Nyanyian tonggeret melengking nyaring dari arah pohon palem
yang berdiri tegak. Saat tonggeret bernyanyi itu artinya musim penghujan sudah
berada di penghujungnya meski cuaca di Luwuk akhir-akhir ini semakin tidak
jelas apakah musim hujan atau musim kemarau. Saya selalu suka mendengar
nyanyian serangga yang punya daur hidup menakjubkan itu. Pertama kali saya
mendengar suara tonggeret atau dalam istilah jawa garengpung itu adalah saat mamak mengajak saya jalan-jalan ke
perbukitan Gondosuli lebih dari dua puluh tahun yang lalu. Suaranya yang berisik
tapi menenangkan itu terkadang mampir juga ke plafon rumah di atas bukit kami
di kala senja.
Tiupan angin menimbulkan tarian dedaunan yang saling
berbisik. Tiga orang anak lelaki sedang bermain di seberang jalan dekat taman
di samping kantor Telkom. Seorang lelaki muda tampak sedang memotret seorang
gadis belia di dekat sebuah pohon bunga tak jauh dari tempat saya berada. Suara
renjis tawa mereka menjadi lantunan yang berpadu harmoni dengan suara lain yang
saya sesap di sore itu. Di bawah bayang-bayang pohon palem, saya duduk menyelonjorkan
kedua kaki, bersandar pada undakan beton rendah yang saya lapisi dengan sandal
jepit agar tidak menyiksa punggung, meletakkan handphone dan tas selempang kecil
di dekat sandal jepit lainnya yang berbaring begitu saja di atas rumput. Saya
mencoba memotret semua peristiwa yang bergulir di sekitar saya saat itu: langit
biru, awan abu-abu, cahaya matari yang temaram, bukit, udara, hijaunya dedaunan,
dan mencoba untuk menuangkannya dalam tulisan. Tapi saya tak mampu kecuali
hanya sebagian kecilnya saja.

Daftar elemen beranotasi:
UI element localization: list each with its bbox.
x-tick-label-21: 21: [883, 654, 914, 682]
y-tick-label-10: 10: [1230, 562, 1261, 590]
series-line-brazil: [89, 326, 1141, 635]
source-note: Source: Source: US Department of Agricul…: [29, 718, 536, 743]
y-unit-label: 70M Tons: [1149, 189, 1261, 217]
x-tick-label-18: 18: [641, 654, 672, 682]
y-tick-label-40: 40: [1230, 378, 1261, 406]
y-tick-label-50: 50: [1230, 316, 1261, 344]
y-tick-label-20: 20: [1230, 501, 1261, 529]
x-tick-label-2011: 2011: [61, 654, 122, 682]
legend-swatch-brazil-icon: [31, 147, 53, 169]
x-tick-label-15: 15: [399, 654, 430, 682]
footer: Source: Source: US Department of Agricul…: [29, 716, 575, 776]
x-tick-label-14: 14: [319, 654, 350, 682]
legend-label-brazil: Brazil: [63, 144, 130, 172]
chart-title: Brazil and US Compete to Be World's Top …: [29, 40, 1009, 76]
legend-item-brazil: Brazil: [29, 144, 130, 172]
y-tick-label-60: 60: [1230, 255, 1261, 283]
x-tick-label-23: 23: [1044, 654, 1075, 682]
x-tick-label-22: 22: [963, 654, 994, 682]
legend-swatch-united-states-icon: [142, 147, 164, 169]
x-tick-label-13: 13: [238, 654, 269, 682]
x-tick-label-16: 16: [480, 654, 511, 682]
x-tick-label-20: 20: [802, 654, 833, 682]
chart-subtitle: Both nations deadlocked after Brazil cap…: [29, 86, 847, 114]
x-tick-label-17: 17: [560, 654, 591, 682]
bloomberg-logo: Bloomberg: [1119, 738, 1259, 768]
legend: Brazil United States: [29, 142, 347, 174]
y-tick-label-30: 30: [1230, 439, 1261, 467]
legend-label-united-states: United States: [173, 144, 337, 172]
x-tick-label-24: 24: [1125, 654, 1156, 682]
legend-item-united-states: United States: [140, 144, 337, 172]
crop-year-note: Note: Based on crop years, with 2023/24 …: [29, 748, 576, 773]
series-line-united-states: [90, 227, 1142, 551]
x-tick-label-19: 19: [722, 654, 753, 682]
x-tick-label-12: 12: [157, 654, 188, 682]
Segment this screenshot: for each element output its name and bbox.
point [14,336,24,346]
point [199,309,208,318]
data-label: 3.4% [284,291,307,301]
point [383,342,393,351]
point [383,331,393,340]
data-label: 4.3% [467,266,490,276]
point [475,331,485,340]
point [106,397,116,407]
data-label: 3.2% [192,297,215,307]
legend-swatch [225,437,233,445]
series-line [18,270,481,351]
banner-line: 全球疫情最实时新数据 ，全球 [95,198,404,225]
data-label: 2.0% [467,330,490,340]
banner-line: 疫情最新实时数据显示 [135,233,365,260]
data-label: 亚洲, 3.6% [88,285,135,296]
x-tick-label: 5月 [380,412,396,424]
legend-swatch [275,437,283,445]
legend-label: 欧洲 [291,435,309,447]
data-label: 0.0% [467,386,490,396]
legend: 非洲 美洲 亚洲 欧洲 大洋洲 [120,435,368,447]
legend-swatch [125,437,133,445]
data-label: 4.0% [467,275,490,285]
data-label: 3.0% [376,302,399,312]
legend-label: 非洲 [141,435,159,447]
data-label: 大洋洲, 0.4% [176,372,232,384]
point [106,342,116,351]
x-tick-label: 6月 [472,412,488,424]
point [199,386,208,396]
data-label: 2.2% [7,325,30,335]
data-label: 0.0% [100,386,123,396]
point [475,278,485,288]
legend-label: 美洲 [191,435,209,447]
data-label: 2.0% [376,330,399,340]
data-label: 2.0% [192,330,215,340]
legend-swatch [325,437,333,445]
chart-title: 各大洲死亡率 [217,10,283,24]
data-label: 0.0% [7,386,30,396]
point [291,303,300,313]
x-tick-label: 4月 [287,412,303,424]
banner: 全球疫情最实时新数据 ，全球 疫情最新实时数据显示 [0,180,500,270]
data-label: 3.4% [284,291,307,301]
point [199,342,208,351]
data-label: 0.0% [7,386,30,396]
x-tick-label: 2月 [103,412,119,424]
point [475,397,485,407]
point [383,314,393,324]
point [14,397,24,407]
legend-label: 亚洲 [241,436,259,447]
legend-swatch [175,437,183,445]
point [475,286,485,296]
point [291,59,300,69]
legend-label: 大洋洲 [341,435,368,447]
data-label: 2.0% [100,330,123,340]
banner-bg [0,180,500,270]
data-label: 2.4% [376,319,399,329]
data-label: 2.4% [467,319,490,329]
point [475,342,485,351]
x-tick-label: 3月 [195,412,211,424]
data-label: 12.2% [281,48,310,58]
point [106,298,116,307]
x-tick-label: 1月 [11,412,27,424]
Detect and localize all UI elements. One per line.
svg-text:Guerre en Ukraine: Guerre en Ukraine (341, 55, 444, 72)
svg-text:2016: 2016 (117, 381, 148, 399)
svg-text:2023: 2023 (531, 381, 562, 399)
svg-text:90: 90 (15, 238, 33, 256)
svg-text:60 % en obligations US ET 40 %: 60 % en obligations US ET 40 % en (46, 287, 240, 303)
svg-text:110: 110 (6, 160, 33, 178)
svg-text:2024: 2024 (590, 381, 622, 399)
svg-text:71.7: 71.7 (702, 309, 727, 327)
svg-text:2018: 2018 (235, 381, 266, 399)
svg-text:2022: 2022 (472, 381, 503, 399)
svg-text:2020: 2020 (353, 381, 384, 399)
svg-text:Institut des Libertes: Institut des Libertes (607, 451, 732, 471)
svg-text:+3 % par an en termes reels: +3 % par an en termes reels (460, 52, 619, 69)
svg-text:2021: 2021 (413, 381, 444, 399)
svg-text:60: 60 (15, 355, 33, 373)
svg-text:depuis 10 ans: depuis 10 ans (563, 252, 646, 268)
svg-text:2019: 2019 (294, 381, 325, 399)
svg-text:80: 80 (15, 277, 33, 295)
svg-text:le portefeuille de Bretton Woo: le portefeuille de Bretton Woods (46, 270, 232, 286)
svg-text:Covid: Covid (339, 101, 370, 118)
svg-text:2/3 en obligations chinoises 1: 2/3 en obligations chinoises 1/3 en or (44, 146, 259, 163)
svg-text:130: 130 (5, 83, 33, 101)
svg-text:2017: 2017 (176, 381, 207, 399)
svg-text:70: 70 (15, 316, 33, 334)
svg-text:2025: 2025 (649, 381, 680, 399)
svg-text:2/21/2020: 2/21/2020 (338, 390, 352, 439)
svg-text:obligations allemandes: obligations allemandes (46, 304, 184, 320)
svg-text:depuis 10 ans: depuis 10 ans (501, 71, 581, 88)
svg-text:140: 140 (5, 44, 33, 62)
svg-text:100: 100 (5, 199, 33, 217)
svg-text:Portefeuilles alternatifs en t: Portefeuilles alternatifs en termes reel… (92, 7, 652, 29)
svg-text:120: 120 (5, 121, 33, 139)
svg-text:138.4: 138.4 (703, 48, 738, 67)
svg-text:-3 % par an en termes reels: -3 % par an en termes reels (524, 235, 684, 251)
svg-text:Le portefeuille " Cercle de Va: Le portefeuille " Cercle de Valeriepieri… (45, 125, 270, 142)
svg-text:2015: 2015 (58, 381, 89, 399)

URAIAN SOAL — Cetak ulang bagian teks bacaan mulai dari "Nyanyian tonggeret melengking" sampai dengan "di kala senja." tanpa mengubah satu kata pun. Catatan di atas merupakan bahan tersendiri yang terpisah dari teks bacaan.

JAWABAN —
Nyanyian tonggeret melengking nyaring dari arah pohon palem
yang berdiri tegak. Saat tonggeret bernyanyi itu artinya musim penghujan sudah
berada di penghujungnya meski cuaca di Luwuk akhir-akhir ini semakin tidak
jelas apakah musim hujan atau musim kemarau. Saya selalu suka mendengar
nyanyian serangga yang punya daur hidup menakjubkan itu. Pertama kali saya
mendengar suara tonggeret atau dalam istilah jawa garengpung itu adalah saat mamak mengajak saya jalan-jalan ke
perbukitan Gondosuli lebih dari dua puluh tahun yang lalu. Suaranya yang berisik
tapi menenangkan itu terkadang mampir juga ke plafon rumah di atas bukit kami
di kala senja.